* **Short exercise**
Below is a block of records; return all of them exactly, but without the images.

==== Data for the task

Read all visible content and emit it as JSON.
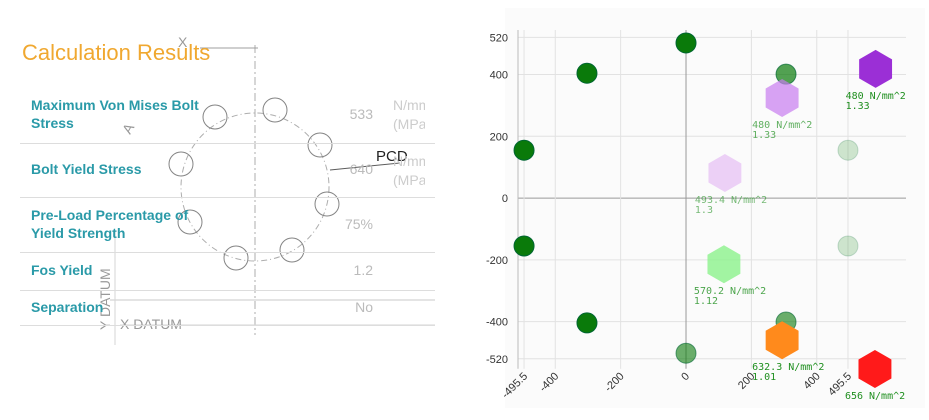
{
  "header": {
    "title": "Calculation Results"
  },
  "drawing": {
    "x_label": "X",
    "a_label": "A",
    "pcd_label": "PCD",
    "y_datum": "Y DATUM",
    "x_datum": "X DATUM"
  },
  "table": {
    "rows": [
      {
        "label": "Maximum Von Mises Bolt Stress",
        "value": "533",
        "unit": [
          "N/mm",
          "(MPa"
        ]
      },
      {
        "label": "Bolt Yield Stress",
        "value": "640",
        "unit": [
          "N/mm",
          "(MPa"
        ]
      },
      {
        "label": "Pre-Load Percentage of Yield Strength",
        "value": "75%"
      },
      {
        "label": "Fos Yield",
        "value": "1.2"
      },
      {
        "label": "Separation",
        "value": "No"
      }
    ]
  },
  "chart_data": {
    "type": "scatter",
    "xlim": [
      -514,
      673
    ],
    "ylim": [
      -647,
      544
    ],
    "xticks": [
      -495.5,
      -400,
      -200,
      0,
      200,
      400,
      495.5
    ],
    "yticks": [
      520,
      400,
      200,
      0,
      -200,
      -400,
      -520
    ],
    "grid": true,
    "series": [
      {
        "color": "#0a7a0a",
        "opacity": 1,
        "x": [
          -495.5,
          -495.5,
          -303,
          0,
          -303
        ],
        "y": [
          155,
          -155,
          404,
          502,
          -404
        ]
      },
      {
        "color": "#0a7a0a",
        "opacity": 0.6,
        "x": [
          0,
          306
        ],
        "y": [
          -502,
          -401
        ]
      },
      {
        "color": "#0a7a0a",
        "opacity": 0.7,
        "x": [
          306
        ],
        "y": [
          401
        ]
      },
      {
        "color": "#1a8a1a",
        "opacity": 0.2,
        "x": [
          495.5,
          495.5
        ],
        "y": [
          155,
          -155
        ]
      }
    ],
    "hexagons": {
      "x": [
        580,
        294,
        119,
        116,
        294,
        578
      ],
      "y": [
        418,
        324,
        81,
        -214,
        -460,
        -553
      ],
      "colors": [
        "#9b2fd6",
        "#c77cf0",
        "#e2b4f3",
        "#8cf28c",
        "#ff8a1c",
        "#ff1a1a"
      ],
      "opacities": [
        1,
        0.7,
        0.6,
        0.8,
        1,
        1
      ],
      "labels": [
        "480 N/mm^2",
        "480 N/mm^2",
        "493.4 N/mm^2",
        "570.2 N/mm^2",
        "632.3 N/mm^2",
        "656 N/mm^2"
      ],
      "sublabels": [
        "1.33",
        "1.33",
        "1.3",
        "1.12",
        "1.01",
        null
      ]
    }
  }
}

========

* **Exercise result**
Read all visible content and emit it as JSON.
{
  "header": {
    "title": "Calculation Results"
  },
  "drawing": {
    "x_label": "X",
    "a_label": "A",
    "pcd_label": "PCD",
    "y_datum": "Y DATUM",
    "x_datum": "X DATUM"
  },
  "table": {
    "rows": [
      {
        "label": "Maximum Von Mises Bolt Stress",
        "value": "533",
        "unit": [
          "N/mm",
          "(MPa"
        ]
      },
      {
        "label": "Bolt Yield Stress",
        "value": "640",
        "unit": [
          "N/mm",
          "(MPa"
        ]
      },
      {
        "label": "Pre-Load Percentage of Yield Strength",
        "value": "75%"
      },
      {
        "label": "Fos Yield",
        "value": "1.2"
      },
      {
        "label": "Separation",
        "value": "No"
      }
    ]
  },
  "chart_data": {
    "type": "scatter",
    "xlim": [
      -514,
      673
    ],
    "ylim": [
      -647,
      544
    ],
    "xticks": [
      -495.5,
      -400,
      -200,
      0,
      200,
      400,
      495.5
    ],
    "yticks": [
      520,
      400,
      200,
      0,
      -200,
      -400,
      -520
    ],
    "grid": true,
    "series": [
      {
        "color": "#0a7a0a",
        "opacity": 1,
        "x": [
          -495.5,
          -495.5,
          -303,
          0,
          -303
        ],
        "y": [
          155,
          -155,
          404,
          502,
          -404
        ]
      },
      {
        "color": "#0a7a0a",
        "opacity": 0.6,
        "x": [
          0,
          306
        ],
        "y": [
          -502,
          -401
        ]
      },
      {
        "color": "#0a7a0a",
        "opacity": 0.7,
        "x": [
          306
        ],
        "y": [
          401
        ]
      },
      {
        "color": "#1a8a1a",
        "opacity": 0.2,
        "x": [
          495.5,
          495.5
        ],
        "y": [
          155,
          -155
        ]
      }
    ],
    "hexagons": {
      "x": [
        580,
        294,
        119,
        116,
        294,
        578
      ],
      "y": [
        418,
        324,
        81,
        -214,
        -460,
        -553
      ],
      "colors": [
        "#9b2fd6",
        "#c77cf0",
        "#e2b4f3",
        "#8cf28c",
        "#ff8a1c",
        "#ff1a1a"
      ],
      "opacities": [
        1,
        0.7,
        0.6,
        0.8,
        1,
        1
      ],
      "labels": [
        "480 N/mm^2",
        "480 N/mm^2",
        "493.4 N/mm^2",
        "570.2 N/mm^2",
        "632.3 N/mm^2",
        "656 N/mm^2"
      ],
      "sublabels": [
        "1.33",
        "1.33",
        "1.3",
        "1.12",
        "1.01",
        null
      ]
    }
  }
}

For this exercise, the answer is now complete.